Brief — Check every line below for the word "JSON" and give only the number of lines where it appears.

Recorded data —
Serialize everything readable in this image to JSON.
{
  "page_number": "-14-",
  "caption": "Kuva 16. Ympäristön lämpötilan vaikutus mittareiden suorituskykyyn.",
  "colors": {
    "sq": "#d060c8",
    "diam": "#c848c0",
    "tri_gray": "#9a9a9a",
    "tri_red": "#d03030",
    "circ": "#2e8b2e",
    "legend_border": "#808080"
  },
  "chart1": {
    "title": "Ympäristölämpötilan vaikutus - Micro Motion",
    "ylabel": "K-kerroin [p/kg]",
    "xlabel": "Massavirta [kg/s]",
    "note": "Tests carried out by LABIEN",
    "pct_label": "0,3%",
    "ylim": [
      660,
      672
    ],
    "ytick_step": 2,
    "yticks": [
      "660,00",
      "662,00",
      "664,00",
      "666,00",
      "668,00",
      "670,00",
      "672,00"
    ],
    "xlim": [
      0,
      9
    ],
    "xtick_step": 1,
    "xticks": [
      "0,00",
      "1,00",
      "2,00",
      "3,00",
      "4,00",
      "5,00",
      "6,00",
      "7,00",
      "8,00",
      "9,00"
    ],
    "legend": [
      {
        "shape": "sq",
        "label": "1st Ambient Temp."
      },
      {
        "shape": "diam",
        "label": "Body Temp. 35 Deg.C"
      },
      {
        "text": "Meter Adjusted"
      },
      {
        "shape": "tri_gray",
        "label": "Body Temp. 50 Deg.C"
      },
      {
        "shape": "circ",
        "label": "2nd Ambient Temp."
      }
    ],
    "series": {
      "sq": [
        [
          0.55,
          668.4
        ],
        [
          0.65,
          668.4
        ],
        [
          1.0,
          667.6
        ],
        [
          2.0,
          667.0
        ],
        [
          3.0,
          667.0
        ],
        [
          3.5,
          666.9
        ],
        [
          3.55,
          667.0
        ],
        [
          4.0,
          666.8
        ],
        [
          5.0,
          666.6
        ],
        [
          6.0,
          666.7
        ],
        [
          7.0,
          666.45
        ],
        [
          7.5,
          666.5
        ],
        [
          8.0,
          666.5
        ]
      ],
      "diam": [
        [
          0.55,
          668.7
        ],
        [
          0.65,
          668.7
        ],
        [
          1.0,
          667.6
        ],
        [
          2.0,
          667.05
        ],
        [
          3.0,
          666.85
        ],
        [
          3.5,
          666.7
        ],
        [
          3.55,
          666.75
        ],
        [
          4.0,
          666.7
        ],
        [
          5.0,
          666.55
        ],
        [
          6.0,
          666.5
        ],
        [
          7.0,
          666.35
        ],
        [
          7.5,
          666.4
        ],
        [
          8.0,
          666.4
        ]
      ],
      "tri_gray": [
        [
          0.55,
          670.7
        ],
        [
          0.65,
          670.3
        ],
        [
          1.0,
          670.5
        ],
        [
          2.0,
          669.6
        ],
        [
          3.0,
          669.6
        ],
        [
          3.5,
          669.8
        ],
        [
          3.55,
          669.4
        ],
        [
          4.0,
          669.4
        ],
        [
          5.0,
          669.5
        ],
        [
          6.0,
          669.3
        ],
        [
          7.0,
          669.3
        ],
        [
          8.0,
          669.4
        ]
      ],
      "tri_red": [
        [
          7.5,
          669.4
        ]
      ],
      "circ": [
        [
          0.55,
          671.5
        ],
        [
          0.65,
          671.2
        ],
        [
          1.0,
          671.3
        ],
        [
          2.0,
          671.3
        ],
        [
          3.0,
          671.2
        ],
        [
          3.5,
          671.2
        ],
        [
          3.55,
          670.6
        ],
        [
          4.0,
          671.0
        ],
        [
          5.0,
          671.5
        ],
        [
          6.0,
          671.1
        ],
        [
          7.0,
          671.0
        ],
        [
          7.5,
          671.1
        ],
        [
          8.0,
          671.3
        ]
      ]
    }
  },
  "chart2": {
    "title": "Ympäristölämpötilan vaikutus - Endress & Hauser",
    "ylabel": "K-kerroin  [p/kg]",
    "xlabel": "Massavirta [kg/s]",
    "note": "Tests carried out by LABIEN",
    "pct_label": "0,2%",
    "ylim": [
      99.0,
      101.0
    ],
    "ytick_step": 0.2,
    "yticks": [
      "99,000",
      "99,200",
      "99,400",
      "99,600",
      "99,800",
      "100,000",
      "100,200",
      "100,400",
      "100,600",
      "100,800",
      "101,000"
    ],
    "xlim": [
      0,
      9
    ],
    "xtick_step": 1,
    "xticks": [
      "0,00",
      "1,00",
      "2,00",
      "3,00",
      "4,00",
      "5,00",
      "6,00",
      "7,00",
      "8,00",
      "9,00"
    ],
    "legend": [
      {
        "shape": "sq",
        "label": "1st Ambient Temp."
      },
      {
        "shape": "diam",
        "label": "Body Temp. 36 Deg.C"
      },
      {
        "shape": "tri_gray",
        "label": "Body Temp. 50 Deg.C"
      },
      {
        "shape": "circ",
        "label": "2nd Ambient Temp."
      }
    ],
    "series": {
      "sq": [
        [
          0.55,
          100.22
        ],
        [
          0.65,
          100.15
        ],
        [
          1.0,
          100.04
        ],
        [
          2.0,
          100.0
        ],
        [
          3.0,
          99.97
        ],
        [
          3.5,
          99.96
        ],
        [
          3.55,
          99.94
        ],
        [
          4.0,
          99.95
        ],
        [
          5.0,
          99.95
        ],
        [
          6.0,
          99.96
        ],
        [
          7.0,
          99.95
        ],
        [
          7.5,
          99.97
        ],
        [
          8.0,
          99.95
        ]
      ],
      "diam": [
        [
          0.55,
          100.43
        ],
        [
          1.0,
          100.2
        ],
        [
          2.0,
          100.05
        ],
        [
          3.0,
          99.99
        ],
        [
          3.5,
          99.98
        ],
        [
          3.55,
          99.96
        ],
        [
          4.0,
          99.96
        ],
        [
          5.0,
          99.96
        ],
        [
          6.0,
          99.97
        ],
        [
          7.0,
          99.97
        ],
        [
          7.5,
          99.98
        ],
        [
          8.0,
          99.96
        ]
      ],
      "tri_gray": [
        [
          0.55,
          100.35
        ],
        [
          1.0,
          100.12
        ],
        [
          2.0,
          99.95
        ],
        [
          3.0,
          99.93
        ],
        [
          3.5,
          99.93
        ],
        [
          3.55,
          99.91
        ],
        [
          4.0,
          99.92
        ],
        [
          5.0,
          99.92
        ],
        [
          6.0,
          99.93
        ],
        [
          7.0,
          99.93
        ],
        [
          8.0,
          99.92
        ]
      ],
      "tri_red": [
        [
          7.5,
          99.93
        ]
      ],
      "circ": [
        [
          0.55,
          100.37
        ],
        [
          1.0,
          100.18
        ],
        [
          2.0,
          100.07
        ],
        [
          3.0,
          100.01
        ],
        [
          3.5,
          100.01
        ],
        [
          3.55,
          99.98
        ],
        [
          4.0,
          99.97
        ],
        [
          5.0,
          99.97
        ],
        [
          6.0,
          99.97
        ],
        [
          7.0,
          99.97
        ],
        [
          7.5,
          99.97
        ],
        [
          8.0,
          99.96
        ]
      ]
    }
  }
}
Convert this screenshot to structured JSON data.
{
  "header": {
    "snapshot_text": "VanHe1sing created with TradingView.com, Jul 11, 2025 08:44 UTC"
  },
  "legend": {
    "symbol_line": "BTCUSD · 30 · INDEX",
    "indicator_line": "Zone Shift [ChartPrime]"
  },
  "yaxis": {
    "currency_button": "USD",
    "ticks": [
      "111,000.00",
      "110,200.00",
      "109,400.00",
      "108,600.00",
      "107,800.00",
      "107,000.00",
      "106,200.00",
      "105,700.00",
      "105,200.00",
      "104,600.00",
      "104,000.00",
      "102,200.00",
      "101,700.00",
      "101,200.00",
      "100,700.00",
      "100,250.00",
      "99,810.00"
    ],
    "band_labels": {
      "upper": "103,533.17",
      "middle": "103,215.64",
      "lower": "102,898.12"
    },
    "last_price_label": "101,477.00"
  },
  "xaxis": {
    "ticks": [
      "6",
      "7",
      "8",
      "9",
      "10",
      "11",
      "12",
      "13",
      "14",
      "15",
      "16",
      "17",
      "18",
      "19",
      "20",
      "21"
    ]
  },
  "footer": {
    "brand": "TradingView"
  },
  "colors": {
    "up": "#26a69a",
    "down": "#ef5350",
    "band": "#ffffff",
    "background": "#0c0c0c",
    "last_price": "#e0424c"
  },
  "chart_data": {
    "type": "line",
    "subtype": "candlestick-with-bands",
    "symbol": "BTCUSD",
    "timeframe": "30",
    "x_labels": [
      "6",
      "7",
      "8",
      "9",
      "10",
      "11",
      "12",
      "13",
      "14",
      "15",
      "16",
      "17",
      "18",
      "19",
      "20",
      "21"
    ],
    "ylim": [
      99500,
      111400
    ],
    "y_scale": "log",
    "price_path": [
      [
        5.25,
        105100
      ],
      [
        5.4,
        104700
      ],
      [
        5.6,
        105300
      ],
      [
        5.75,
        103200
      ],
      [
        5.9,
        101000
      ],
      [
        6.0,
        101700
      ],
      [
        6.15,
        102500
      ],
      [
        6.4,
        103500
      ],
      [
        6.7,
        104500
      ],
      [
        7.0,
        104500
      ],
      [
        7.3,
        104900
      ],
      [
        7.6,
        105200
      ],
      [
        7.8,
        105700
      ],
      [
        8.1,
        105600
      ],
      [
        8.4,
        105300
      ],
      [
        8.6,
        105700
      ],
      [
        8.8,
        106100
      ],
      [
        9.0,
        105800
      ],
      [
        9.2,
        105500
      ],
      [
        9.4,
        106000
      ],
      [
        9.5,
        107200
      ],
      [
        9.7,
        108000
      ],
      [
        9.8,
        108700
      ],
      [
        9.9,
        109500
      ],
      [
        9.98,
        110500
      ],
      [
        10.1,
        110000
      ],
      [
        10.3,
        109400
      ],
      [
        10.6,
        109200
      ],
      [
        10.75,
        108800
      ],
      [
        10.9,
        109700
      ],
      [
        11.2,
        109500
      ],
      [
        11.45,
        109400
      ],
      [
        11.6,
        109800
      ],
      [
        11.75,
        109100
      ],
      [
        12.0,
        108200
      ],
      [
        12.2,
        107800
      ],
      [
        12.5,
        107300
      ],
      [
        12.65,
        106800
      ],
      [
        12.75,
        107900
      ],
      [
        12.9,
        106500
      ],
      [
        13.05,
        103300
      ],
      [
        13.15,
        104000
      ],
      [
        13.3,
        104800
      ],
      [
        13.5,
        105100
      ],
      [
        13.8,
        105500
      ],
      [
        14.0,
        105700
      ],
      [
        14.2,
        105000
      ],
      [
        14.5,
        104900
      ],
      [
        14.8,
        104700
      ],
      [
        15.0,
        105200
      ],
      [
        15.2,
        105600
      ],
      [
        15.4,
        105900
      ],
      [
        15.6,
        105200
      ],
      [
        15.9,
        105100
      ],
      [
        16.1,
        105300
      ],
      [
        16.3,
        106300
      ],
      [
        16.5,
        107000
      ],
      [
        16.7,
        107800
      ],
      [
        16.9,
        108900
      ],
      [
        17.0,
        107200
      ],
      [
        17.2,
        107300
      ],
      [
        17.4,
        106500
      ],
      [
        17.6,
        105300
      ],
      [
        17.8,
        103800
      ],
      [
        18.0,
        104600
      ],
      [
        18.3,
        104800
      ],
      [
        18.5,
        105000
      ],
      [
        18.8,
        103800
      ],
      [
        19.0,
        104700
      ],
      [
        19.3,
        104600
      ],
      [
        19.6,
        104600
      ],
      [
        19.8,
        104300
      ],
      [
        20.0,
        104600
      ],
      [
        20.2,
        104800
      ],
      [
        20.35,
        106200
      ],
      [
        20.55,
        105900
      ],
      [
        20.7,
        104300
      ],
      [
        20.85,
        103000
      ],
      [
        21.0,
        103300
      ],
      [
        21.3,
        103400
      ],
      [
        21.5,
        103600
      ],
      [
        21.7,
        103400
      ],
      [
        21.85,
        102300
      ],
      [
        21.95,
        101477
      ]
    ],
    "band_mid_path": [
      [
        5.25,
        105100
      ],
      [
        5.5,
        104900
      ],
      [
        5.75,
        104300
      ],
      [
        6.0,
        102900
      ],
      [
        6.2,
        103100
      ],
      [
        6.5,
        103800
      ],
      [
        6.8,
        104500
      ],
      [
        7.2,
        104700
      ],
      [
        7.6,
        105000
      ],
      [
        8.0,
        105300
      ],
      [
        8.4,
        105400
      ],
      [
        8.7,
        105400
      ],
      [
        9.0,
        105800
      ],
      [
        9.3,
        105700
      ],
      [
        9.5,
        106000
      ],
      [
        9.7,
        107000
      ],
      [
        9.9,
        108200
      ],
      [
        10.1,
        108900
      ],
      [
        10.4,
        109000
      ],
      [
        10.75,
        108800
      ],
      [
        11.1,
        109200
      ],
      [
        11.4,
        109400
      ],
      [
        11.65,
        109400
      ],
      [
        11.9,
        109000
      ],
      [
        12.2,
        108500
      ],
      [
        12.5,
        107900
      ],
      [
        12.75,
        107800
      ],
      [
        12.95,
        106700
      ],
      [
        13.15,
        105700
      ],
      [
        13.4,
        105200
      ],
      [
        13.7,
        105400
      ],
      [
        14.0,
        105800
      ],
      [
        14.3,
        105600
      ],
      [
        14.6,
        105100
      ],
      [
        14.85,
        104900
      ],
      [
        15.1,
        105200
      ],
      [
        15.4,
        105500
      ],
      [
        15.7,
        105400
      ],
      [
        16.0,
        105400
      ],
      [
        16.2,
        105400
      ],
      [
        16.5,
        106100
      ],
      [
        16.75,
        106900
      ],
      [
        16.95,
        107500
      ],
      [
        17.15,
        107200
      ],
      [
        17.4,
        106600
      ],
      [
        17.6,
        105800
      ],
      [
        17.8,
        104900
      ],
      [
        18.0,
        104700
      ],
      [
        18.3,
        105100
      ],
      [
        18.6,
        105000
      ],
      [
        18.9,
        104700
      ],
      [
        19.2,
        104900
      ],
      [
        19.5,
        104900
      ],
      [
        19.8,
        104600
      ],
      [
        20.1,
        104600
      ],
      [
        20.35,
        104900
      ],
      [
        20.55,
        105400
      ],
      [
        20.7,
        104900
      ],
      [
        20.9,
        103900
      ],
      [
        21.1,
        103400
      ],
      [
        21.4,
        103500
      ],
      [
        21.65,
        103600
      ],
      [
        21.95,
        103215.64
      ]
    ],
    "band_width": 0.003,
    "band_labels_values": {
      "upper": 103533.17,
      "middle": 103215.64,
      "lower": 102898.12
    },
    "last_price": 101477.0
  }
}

Expected output — 2